Task objective:
Output every entry exactly as given.

Data rows:
☆ ☆ ☆ ☆ ☆ ☆ ☆

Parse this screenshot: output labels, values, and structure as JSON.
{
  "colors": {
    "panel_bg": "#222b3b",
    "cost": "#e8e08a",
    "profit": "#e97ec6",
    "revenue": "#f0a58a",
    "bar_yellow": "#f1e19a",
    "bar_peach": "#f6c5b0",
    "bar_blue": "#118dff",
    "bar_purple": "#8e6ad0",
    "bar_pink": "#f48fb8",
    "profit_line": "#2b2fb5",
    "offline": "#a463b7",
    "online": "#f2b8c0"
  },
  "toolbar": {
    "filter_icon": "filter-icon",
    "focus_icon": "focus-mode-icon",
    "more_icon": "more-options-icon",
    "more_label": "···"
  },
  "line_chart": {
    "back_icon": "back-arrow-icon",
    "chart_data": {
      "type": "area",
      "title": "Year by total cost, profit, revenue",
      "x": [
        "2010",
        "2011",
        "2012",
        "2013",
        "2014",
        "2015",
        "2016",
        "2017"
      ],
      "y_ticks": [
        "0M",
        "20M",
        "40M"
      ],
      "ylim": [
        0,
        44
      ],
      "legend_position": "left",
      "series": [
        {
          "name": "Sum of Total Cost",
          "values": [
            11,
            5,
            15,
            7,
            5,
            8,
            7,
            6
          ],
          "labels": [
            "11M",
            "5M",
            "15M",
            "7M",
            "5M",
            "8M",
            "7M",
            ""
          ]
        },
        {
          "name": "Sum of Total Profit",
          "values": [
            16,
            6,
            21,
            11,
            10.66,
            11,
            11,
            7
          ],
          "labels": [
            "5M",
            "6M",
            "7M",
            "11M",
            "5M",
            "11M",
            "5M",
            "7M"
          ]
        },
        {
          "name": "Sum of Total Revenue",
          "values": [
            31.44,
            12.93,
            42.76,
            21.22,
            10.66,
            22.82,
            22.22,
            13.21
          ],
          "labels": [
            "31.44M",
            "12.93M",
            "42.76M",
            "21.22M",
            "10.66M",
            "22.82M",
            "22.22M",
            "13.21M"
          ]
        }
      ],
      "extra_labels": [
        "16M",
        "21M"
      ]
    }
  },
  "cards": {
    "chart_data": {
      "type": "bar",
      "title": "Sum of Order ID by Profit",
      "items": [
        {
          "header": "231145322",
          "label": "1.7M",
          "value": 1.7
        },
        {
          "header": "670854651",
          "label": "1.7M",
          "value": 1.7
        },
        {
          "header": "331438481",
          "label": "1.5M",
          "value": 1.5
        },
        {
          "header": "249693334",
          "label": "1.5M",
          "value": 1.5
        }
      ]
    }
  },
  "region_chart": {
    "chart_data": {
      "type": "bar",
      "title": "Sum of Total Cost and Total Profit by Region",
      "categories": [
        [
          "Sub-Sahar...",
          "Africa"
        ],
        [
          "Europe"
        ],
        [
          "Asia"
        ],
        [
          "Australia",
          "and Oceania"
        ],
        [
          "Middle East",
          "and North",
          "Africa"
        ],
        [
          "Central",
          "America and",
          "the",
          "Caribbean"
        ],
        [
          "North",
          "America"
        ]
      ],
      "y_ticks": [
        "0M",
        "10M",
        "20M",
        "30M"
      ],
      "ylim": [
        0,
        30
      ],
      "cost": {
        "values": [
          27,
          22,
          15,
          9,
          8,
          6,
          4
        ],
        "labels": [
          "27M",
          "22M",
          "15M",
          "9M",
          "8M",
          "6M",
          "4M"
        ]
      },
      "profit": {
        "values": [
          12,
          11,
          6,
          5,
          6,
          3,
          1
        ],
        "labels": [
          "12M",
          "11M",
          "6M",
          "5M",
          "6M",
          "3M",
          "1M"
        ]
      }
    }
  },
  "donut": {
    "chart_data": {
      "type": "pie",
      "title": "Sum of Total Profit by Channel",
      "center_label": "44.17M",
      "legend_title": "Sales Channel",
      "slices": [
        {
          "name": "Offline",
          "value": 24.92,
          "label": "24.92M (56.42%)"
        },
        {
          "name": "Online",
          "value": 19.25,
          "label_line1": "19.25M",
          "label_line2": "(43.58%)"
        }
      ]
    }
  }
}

☆ ☆ ☆ ☆ ☆ ☆ ☆

Solution to this problem:
Parse this screenshot: output labels, values, and structure as JSON.
{
  "colors": {
    "panel_bg": "#222b3b",
    "cost": "#e8e08a",
    "profit": "#e97ec6",
    "revenue": "#f0a58a",
    "bar_yellow": "#f1e19a",
    "bar_peach": "#f6c5b0",
    "bar_blue": "#118dff",
    "bar_purple": "#8e6ad0",
    "bar_pink": "#f48fb8",
    "profit_line": "#2b2fb5",
    "offline": "#a463b7",
    "online": "#f2b8c0"
  },
  "toolbar": {
    "filter_icon": "filter-icon",
    "focus_icon": "focus-mode-icon",
    "more_icon": "more-options-icon",
    "more_label": "···"
  },
  "line_chart": {
    "back_icon": "back-arrow-icon",
    "chart_data": {
      "type": "area",
      "title": "Year by total cost, profit, revenue",
      "x": [
        "2010",
        "2011",
        "2012",
        "2013",
        "2014",
        "2015",
        "2016",
        "2017"
      ],
      "y_ticks": [
        "0M",
        "20M",
        "40M"
      ],
      "ylim": [
        0,
        44
      ],
      "legend_position": "left",
      "series": [
        {
          "name": "Sum of Total Cost",
          "values": [
            11,
            5,
            15,
            7,
            5,
            8,
            7,
            6
          ],
          "labels": [
            "11M",
            "5M",
            "15M",
            "7M",
            "5M",
            "8M",
            "7M",
            ""
          ]
        },
        {
          "name": "Sum of Total Profit",
          "values": [
            16,
            6,
            21,
            11,
            10.66,
            11,
            11,
            7
          ],
          "labels": [
            "5M",
            "6M",
            "7M",
            "11M",
            "5M",
            "11M",
            "5M",
            "7M"
          ]
        },
        {
          "name": "Sum of Total Revenue",
          "values": [
            31.44,
            12.93,
            42.76,
            21.22,
            10.66,
            22.82,
            22.22,
            13.21
          ],
          "labels": [
            "31.44M",
            "12.93M",
            "42.76M",
            "21.22M",
            "10.66M",
            "22.82M",
            "22.22M",
            "13.21M"
          ]
        }
      ],
      "extra_labels": [
        "16M",
        "21M"
      ]
    }
  },
  "cards": {
    "chart_data": {
      "type": "bar",
      "title": "Sum of Order ID by Profit",
      "items": [
        {
          "header": "231145322",
          "label": "1.7M",
          "value": 1.7
        },
        {
          "header": "670854651",
          "label": "1.7M",
          "value": 1.7
        },
        {
          "header": "331438481",
          "label": "1.5M",
          "value": 1.5
        },
        {
          "header": "249693334",
          "label": "1.5M",
          "value": 1.5
        }
      ]
    }
  },
  "region_chart": {
    "chart_data": {
      "type": "bar",
      "title": "Sum of Total Cost and Total Profit by Region",
      "categories": [
        [
          "Sub-Sahar...",
          "Africa"
        ],
        [
          "Europe"
        ],
        [
          "Asia"
        ],
        [
          "Australia",
          "and Oceania"
        ],
        [
          "Middle East",
          "and North",
          "Africa"
        ],
        [
          "Central",
          "America and",
          "the",
          "Caribbean"
        ],
        [
          "North",
          "America"
        ]
      ],
      "y_ticks": [
        "0M",
        "10M",
        "20M",
        "30M"
      ],
      "ylim": [
        0,
        30
      ],
      "cost": {
        "values": [
          27,
          22,
          15,
          9,
          8,
          6,
          4
        ],
        "labels": [
          "27M",
          "22M",
          "15M",
          "9M",
          "8M",
          "6M",
          "4M"
        ]
      },
      "profit": {
        "values": [
          12,
          11,
          6,
          5,
          6,
          3,
          1
        ],
        "labels": [
          "12M",
          "11M",
          "6M",
          "5M",
          "6M",
          "3M",
          "1M"
        ]
      }
    }
  },
  "donut": {
    "chart_data": {
      "type": "pie",
      "title": "Sum of Total Profit by Channel",
      "center_label": "44.17M",
      "legend_title": "Sales Channel",
      "slices": [
        {
          "name": "Offline",
          "value": 24.92,
          "label": "24.92M (56.42%)"
        },
        {
          "name": "Online",
          "value": 19.25,
          "label_line1": "19.25M",
          "label_line2": "(43.58%)"
        }
      ]
    }
  }
}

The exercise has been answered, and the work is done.